*Task requirements*.
Can you extract, word for word, the passage from the Perf wiki page that begins at the words "From HPC Wiki" and stops after "provided since 2.6.32."?

*Selected extract*.
########################################
Perf

From HPC Wiki
Jump to navigation Jump to search

Overview and Installation

The Linux Perf tool provides a variety of possibilities to measure, monitor, and present performance data. It builds on top of the Linux perf_event_open system call [1] provided since 2.6.32.

To install Perf, use the linux-tools-common package on Debian based systems and perf on SuSE.

Some of the features might need special permissions to be granted to users. This can be done by tweaking the pseudo file /proc/sys/kernel/perf_event_paranoid. According to the perf help text (Linux 4.18) the contents of this file can have the following properties with the respective meanings.

  • -1 : Allow use of (almost) all events by all users. Ignore mlock limit after perf_event_mlock_kb without CAP_IPC_LOCK
  • >=0 : Disallow ftrace function tracepoint by users without CAP_SYS_ADMIN. Disallow raw tracepoint access by users without CAP_SYS_ADMIN
  • >= 1 : Disallow CPU event access by users without CAP_SYS_ADMIN
  • >= 2 : Disallow kernel profiling by users without CAP_SYS_ADMIN

Introduction

In this section, some basics are described.

Hardware Performance Monitoring Counters (PMCs)

Hardware PMCs are small extensions of processors, which usually consist of a set of at least two registers. In one register, the software (operating system) specifies a processor internal event that shall be counted and provides measures to control start and stop the measurement and other control features. The second register increments each time the event occurs. In addition, the operating system can set-up a threshold after which the PMCs will generate an interrupt. For example, an interrupt shall be generated for each 1 million instructions, or 300,000 cache misses. This will be used for multiple purposes.

Available Events

Use the perf list command to list available events. These can be distinguished in multiple types. (The availability of the events depends on the kernel version and the permissions.


Hardware Events

A small list of Hardware Performance Monitoring Counter events. This set was defined as Architectural performance events (Intel Manual 3, Section 19.1 [2] ) by Intel at some point. While these seem to be more-or-less valid on Intel platforms, they are not necessarily reliable on AMD. For example, some Linux versions counted Level-1-Instruction-Cache-Misses as cache-misses, while Intel usually uses them for Last-Level cache misses. Use them carefully, since the Linux developers (mostly those of the processor vendor) will specify the underlying events.

Software Events

Software events are not counted via Hardware PMCs, but are generated, monitored, and handled by the operating system.

Hardware Cache Events

These events relate to processor events for different caches, TLBs, and branch prediction. As for Hardware Events, these have to be specified by kernel developers. Some of the events might not be available on the system. For example if there is no Hardware PMC event theat relates to a given Hardware Cache Event.
########################################
Recorded data:
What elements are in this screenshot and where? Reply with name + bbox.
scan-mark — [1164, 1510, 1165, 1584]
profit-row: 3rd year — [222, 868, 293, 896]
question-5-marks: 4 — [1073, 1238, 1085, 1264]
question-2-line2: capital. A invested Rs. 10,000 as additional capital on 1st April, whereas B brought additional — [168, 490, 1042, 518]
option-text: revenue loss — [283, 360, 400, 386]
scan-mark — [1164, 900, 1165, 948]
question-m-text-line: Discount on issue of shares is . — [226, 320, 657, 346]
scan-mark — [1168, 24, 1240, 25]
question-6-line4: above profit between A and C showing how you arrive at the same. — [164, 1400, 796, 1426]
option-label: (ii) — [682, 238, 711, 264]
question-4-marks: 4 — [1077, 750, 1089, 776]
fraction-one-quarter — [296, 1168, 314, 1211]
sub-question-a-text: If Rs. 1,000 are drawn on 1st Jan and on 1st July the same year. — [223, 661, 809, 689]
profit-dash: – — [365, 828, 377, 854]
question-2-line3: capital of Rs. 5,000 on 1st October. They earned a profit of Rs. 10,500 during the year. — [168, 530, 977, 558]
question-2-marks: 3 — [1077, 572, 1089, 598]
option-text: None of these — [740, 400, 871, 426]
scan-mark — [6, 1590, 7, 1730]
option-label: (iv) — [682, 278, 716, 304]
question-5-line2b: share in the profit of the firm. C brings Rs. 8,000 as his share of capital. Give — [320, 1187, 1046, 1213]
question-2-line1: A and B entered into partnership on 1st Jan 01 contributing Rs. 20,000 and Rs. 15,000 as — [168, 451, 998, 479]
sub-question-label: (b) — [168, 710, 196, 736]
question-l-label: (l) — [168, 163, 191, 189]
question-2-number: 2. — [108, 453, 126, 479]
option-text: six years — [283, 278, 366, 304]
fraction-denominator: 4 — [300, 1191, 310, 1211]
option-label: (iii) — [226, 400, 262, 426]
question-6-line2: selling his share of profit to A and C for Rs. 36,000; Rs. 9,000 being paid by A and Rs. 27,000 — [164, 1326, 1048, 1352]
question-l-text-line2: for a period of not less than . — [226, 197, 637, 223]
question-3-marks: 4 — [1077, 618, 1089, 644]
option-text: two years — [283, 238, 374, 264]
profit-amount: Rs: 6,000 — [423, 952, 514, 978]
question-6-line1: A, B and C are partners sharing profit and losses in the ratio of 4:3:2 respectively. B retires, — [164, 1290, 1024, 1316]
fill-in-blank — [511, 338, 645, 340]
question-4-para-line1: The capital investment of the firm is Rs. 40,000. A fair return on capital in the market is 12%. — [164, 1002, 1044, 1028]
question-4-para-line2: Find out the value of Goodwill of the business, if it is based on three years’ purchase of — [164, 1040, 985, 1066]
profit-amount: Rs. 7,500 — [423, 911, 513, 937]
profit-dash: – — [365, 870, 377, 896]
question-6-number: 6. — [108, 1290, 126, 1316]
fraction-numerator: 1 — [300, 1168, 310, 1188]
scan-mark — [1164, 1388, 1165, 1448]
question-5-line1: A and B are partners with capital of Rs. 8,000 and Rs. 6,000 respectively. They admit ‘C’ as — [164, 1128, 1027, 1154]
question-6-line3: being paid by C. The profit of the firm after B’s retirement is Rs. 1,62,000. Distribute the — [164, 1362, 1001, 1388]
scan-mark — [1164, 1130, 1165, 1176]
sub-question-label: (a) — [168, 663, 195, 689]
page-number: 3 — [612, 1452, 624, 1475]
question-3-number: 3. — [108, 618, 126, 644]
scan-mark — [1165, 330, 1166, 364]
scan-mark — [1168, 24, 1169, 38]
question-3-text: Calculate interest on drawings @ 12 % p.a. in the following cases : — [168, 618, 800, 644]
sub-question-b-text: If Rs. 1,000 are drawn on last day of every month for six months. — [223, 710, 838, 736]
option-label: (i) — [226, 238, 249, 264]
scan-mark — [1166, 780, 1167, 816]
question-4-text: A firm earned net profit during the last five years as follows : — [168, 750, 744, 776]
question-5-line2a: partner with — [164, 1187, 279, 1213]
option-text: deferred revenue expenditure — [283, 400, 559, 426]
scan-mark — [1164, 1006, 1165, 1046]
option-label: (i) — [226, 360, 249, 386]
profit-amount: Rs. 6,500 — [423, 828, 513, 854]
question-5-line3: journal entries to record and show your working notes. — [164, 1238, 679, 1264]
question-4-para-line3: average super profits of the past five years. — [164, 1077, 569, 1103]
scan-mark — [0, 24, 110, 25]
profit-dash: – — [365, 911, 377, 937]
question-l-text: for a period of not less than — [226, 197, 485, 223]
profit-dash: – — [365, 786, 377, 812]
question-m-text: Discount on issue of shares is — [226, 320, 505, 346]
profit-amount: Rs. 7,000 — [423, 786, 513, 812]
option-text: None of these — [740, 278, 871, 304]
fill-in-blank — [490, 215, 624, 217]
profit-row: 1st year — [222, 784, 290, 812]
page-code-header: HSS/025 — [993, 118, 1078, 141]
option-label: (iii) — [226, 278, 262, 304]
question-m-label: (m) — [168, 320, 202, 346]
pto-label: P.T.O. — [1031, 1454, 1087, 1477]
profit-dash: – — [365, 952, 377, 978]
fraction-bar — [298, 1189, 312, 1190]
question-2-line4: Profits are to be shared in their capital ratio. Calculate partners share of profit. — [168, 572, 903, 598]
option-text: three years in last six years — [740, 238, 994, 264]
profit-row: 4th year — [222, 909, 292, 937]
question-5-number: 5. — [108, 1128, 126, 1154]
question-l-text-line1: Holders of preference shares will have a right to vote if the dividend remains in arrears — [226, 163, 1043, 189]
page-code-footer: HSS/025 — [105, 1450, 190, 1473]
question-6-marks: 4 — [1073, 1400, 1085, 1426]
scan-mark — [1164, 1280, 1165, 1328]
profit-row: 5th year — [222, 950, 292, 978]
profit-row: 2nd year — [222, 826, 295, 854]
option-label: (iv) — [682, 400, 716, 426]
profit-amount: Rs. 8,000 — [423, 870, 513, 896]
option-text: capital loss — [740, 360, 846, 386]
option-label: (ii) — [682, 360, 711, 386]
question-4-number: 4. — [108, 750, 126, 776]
########################################
*Written solution*.
From HPC Wiki
Jump to navigation Jump to search

Overview and Installation

The Linux Perf tool provides a variety of possibilities to measure, monitor, and present performance data. It builds on top of the Linux perf_event_open system call [1] provided since 2.6.32.